MATERIALS PROVIDED —
------

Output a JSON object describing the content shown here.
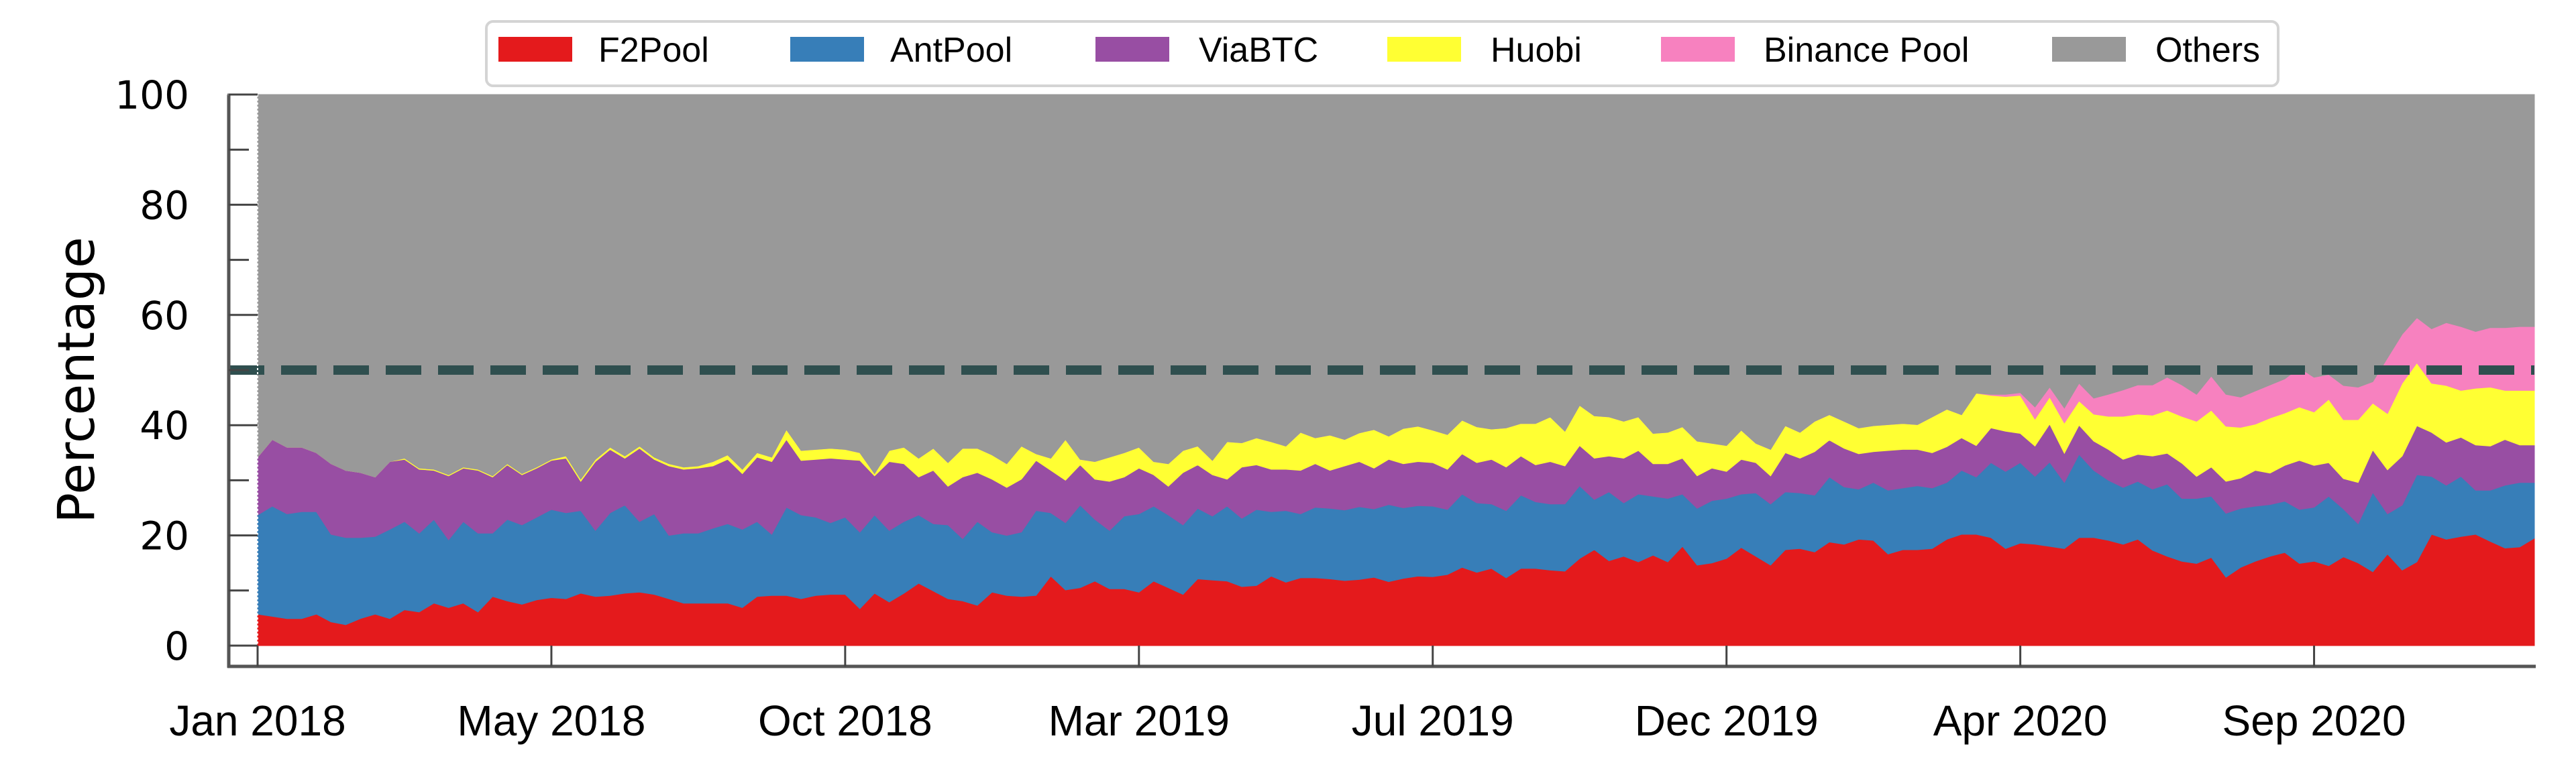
{
  "chart_data": {
    "type": "area",
    "stacked": true,
    "title": "",
    "xlabel": "",
    "ylabel": "Percentage",
    "ylim": [
      0,
      100
    ],
    "yticks": [
      0,
      20,
      40,
      60,
      80,
      100
    ],
    "yticks_minor": [
      10,
      30,
      50,
      70,
      90
    ],
    "x_unit": "weeks since Jan 2018",
    "xlim": [
      0,
      155
    ],
    "xticks": [
      {
        "value": 0,
        "label": "Jan 2018"
      },
      {
        "value": 20,
        "label": "May 2018"
      },
      {
        "value": 40,
        "label": "Oct 2018"
      },
      {
        "value": 60,
        "label": "Mar 2019"
      },
      {
        "value": 80,
        "label": "Jul 2019"
      },
      {
        "value": 100,
        "label": "Dec 2019"
      },
      {
        "value": 120,
        "label": "Apr 2020"
      },
      {
        "value": 140,
        "label": "Sep 2020"
      }
    ],
    "grid": false,
    "legend_position": "top-center",
    "reference_line": {
      "value": 50,
      "style": "dashed",
      "color": "#2f4f4f"
    },
    "series": [
      {
        "name": "F2Pool",
        "color": "#e41a1c",
        "values": [
          5.7,
          5.3,
          4.9,
          4.9,
          5.7,
          4.3,
          3.8,
          4.9,
          5.7,
          4.9,
          6.5,
          6.1,
          7.7,
          6.9,
          7.7,
          6.1,
          8.9,
          8.1,
          7.5,
          8.3,
          8.7,
          8.5,
          9.5,
          8.9,
          9.1,
          9.5,
          9.7,
          9.3,
          8.5,
          7.7,
          7.7,
          7.7,
          7.7,
          6.9,
          8.9,
          9.1,
          9.1,
          8.5,
          9.1,
          9.3,
          9.3,
          6.7,
          9.5,
          7.9,
          9.5,
          11.3,
          9.9,
          8.5,
          8.1,
          7.3,
          9.7,
          9.1,
          8.9,
          9.1,
          12.6,
          10.1,
          10.5,
          11.7,
          10.3,
          10.3,
          9.7,
          11.7,
          10.5,
          9.3,
          12.1,
          11.9,
          11.7,
          10.7,
          10.9,
          12.6,
          11.5,
          12.3,
          12.3,
          12.1,
          11.8,
          12.0,
          12.4,
          11.6,
          12.2,
          12.6,
          12.5,
          12.9,
          14.2,
          13.3,
          14.0,
          12.3,
          14.0,
          14.0,
          13.7,
          13.5,
          15.8,
          17.4,
          15.4,
          16.2,
          15.2,
          16.4,
          15.2,
          18.0,
          14.6,
          15.0,
          15.8,
          17.8,
          16.2,
          14.6,
          17.4,
          17.6,
          17.0,
          18.8,
          18.4,
          19.3,
          19.1,
          16.6,
          17.4,
          17.4,
          17.6,
          19.3,
          20.2,
          20.2,
          19.6,
          17.6,
          18.6,
          18.4,
          18.0,
          17.6,
          19.6,
          19.6,
          19.1,
          18.4,
          19.3,
          17.3,
          16.2,
          15.3,
          14.9,
          16.0,
          12.4,
          14.2,
          15.3,
          16.2,
          16.9,
          14.9,
          15.3,
          14.5,
          16.1,
          15.0,
          13.4,
          16.6,
          13.7,
          15.2,
          20.2,
          19.3,
          19.8,
          20.2,
          18.9,
          17.7,
          17.9,
          19.5
        ]
      },
      {
        "name": "AntPool",
        "color": "#377eb8",
        "values": [
          18.0,
          20.0,
          19.0,
          19.4,
          18.6,
          15.9,
          15.8,
          14.7,
          14.1,
          16.2,
          16.0,
          14.3,
          15.2,
          12.3,
          14.8,
          14.3,
          11.5,
          14.8,
          14.4,
          15.0,
          16.0,
          15.6,
          15.0,
          12.0,
          15.0,
          16.0,
          12.8,
          14.6,
          11.5,
          12.7,
          12.7,
          13.6,
          14.4,
          14.2,
          13.6,
          11.1,
          16.0,
          15.2,
          14.2,
          13.0,
          14.0,
          13.9,
          14.2,
          13.0,
          13.0,
          12.4,
          12.2,
          13.4,
          11.3,
          15.2,
          10.9,
          10.9,
          11.7,
          15.4,
          11.5,
          12.2,
          15.0,
          11.2,
          10.6,
          13.2,
          14.2,
          13.6,
          13.2,
          12.6,
          12.8,
          11.6,
          13.6,
          12.4,
          13.8,
          11.7,
          13.0,
          11.6,
          12.8,
          12.8,
          12.8,
          13.2,
          12.4,
          14.0,
          12.8,
          12.8,
          12.8,
          11.8,
          13.3,
          12.6,
          11.7,
          12.2,
          13.3,
          12.1,
          12.0,
          12.2,
          13.2,
          9.1,
          12.5,
          9.7,
          12.3,
          10.7,
          11.5,
          9.5,
          10.3,
          11.3,
          10.9,
          9.7,
          11.5,
          11.1,
          10.5,
          10.1,
          10.3,
          11.8,
          10.4,
          9.1,
          10.5,
          11.6,
          11.2,
          11.6,
          11.0,
          10.3,
          11.6,
          10.4,
          13.6,
          14.0,
          14.6,
          12.3,
          15.3,
          12.0,
          15.1,
          12.2,
          10.9,
          10.3,
          10.5,
          11.1,
          13.1,
          11.4,
          11.8,
          11.1,
          11.6,
          10.7,
          10.0,
          9.4,
          9.3,
          9.8,
          9.8,
          12.6,
          8.7,
          7.1,
          14.4,
          7.3,
          11.8,
          15.8,
          10.5,
          9.8,
          10.9,
          8.0,
          9.3,
          11.4,
          11.7,
          10.1
        ]
      },
      {
        "name": "ViaBTC",
        "color": "#984ea3",
        "values": [
          10.5,
          12.1,
          12.1,
          11.7,
          10.7,
          12.8,
          12.2,
          11.8,
          10.8,
          12.3,
          11.3,
          11.6,
          8.9,
          11.6,
          9.7,
          11.4,
          10.2,
          9.9,
          9.1,
          8.9,
          8.9,
          9.9,
          5.3,
          12.5,
          11.5,
          8.5,
          13.3,
          9.9,
          12.6,
          11.6,
          11.8,
          11.3,
          11.7,
          10.1,
          11.7,
          13.2,
          12.3,
          9.9,
          10.5,
          11.7,
          10.5,
          13.0,
          7.1,
          12.5,
          10.5,
          6.9,
          9.7,
          7.0,
          11.2,
          8.9,
          9.6,
          8.7,
          9.6,
          9.1,
          7.7,
          7.7,
          7.3,
          7.3,
          8.9,
          7.1,
          8.3,
          5.7,
          5.2,
          9.5,
          7.9,
          7.5,
          4.9,
          9.3,
          8.1,
          7.7,
          7.5,
          7.9,
          7.9,
          6.9,
          8.0,
          8.2,
          7.4,
          8.2,
          8.0,
          8.0,
          7.9,
          7.3,
          7.3,
          7.3,
          8.1,
          7.9,
          7.1,
          6.7,
          7.7,
          6.9,
          7.3,
          7.5,
          6.5,
          8.1,
          7.9,
          5.9,
          6.3,
          6.5,
          5.9,
          5.9,
          4.9,
          6.3,
          5.5,
          5.1,
          7.1,
          6.3,
          7.9,
          6.7,
          7.0,
          6.4,
          5.6,
          7.2,
          7.0,
          6.6,
          6.4,
          6.5,
          5.9,
          5.7,
          6.3,
          7.3,
          5.3,
          5.5,
          6.9,
          5.3,
          5.3,
          5.3,
          5.6,
          5.1,
          4.9,
          6.0,
          5.6,
          6.4,
          4.0,
          5.3,
          5.8,
          5.5,
          6.5,
          5.7,
          6.5,
          8.9,
          7.6,
          6.1,
          5.5,
          7.5,
          7.7,
          8.0,
          8.9,
          8.9,
          8.0,
          7.8,
          7.1,
          8.2,
          8.0,
          8.3,
          6.8,
          6.8
        ]
      },
      {
        "name": "Huobi",
        "color": "#ffff33",
        "values": [
          0,
          0,
          0,
          0,
          0,
          0,
          0,
          0,
          0,
          0,
          0.2,
          0.2,
          0.2,
          0.2,
          0.2,
          0.2,
          0.2,
          0.2,
          0.2,
          0.2,
          0.2,
          0.4,
          0.4,
          0.4,
          0.4,
          0.4,
          0.4,
          0.4,
          0.4,
          0.4,
          0.4,
          0.8,
          0.8,
          0.8,
          0.8,
          0.8,
          1.8,
          1.8,
          1.8,
          1.8,
          1.8,
          1.4,
          0.4,
          2.0,
          3.0,
          3.4,
          4.0,
          4.3,
          5.2,
          4.4,
          4.4,
          4.3,
          6.0,
          1.2,
          2.2,
          7.4,
          1.0,
          3.2,
          4.4,
          4.4,
          3.8,
          2.4,
          4.1,
          4.0,
          3.4,
          2.6,
          6.8,
          4.4,
          4.9,
          5.0,
          4.2,
          6.9,
          4.7,
          6.4,
          4.8,
          5.2,
          7.0,
          4.2,
          6.4,
          6.4,
          5.9,
          6.3,
          6.1,
          6.5,
          5.5,
          7.1,
          5.9,
          7.5,
          8.1,
          6.3,
          7.3,
          7.7,
          7.1,
          6.7,
          6.1,
          5.5,
          5.7,
          5.7,
          6.3,
          4.5,
          4.7,
          5.3,
          3.5,
          4.8,
          4.9,
          4.7,
          5.5,
          4.6,
          4.9,
          4.7,
          4.7,
          4.7,
          4.7,
          4.5,
          6.5,
          6.8,
          4.2,
          9.5,
          5.9,
          6.3,
          6.9,
          4.9,
          4.9,
          5.5,
          4.4,
          4.9,
          6.0,
          7.8,
          7.3,
          7.4,
          7.8,
          8.5,
          10.0,
          10.3,
          10.0,
          9.2,
          8.4,
          10.0,
          9.5,
          9.7,
          9.7,
          11.5,
          10.7,
          11.4,
          8.5,
          10.2,
          13.2,
          11.4,
          8.9,
          10.3,
          8.5,
          10.3,
          10.7,
          8.9,
          9.9,
          9.9
        ]
      },
      {
        "name": "Binance Pool",
        "color": "#f781bf",
        "values": [
          0,
          0,
          0,
          0,
          0,
          0,
          0,
          0,
          0,
          0,
          0,
          0,
          0,
          0,
          0,
          0,
          0,
          0,
          0,
          0,
          0,
          0,
          0,
          0,
          0,
          0,
          0,
          0,
          0,
          0,
          0,
          0,
          0,
          0,
          0,
          0,
          0,
          0,
          0,
          0,
          0,
          0,
          0,
          0,
          0,
          0,
          0,
          0,
          0,
          0,
          0,
          0,
          0,
          0,
          0,
          0,
          0,
          0,
          0,
          0,
          0,
          0,
          0,
          0,
          0,
          0,
          0,
          0,
          0,
          0,
          0,
          0,
          0,
          0,
          0,
          0,
          0,
          0,
          0,
          0,
          0,
          0,
          0,
          0,
          0,
          0,
          0,
          0,
          0,
          0,
          0,
          0,
          0,
          0,
          0,
          0,
          0,
          0,
          0,
          0,
          0,
          0,
          0,
          0,
          0,
          0,
          0,
          0,
          0,
          0,
          0,
          0,
          0,
          0,
          0,
          0,
          0,
          0,
          0.2,
          0.4,
          0.5,
          2.2,
          1.8,
          2.7,
          3.2,
          2.9,
          4.0,
          4.8,
          5.3,
          5.5,
          6.0,
          5.7,
          4.9,
          6.2,
          5.8,
          5.5,
          6.0,
          6.0,
          6.2,
          7.1,
          6.3,
          4.5,
          6.2,
          5.9,
          3.9,
          10.1,
          8.9,
          8.2,
          9.9,
          11.4,
          11.6,
          10.3,
          10.8,
          11.4,
          11.6,
          11.6
        ]
      },
      {
        "name": "Others",
        "color": "#999999",
        "values": "remainder"
      }
    ]
  }
}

------

STATED PROBLEM — Your answer should be a single number: the count of lines holding the word "color".

OUTPUT BELOW — 7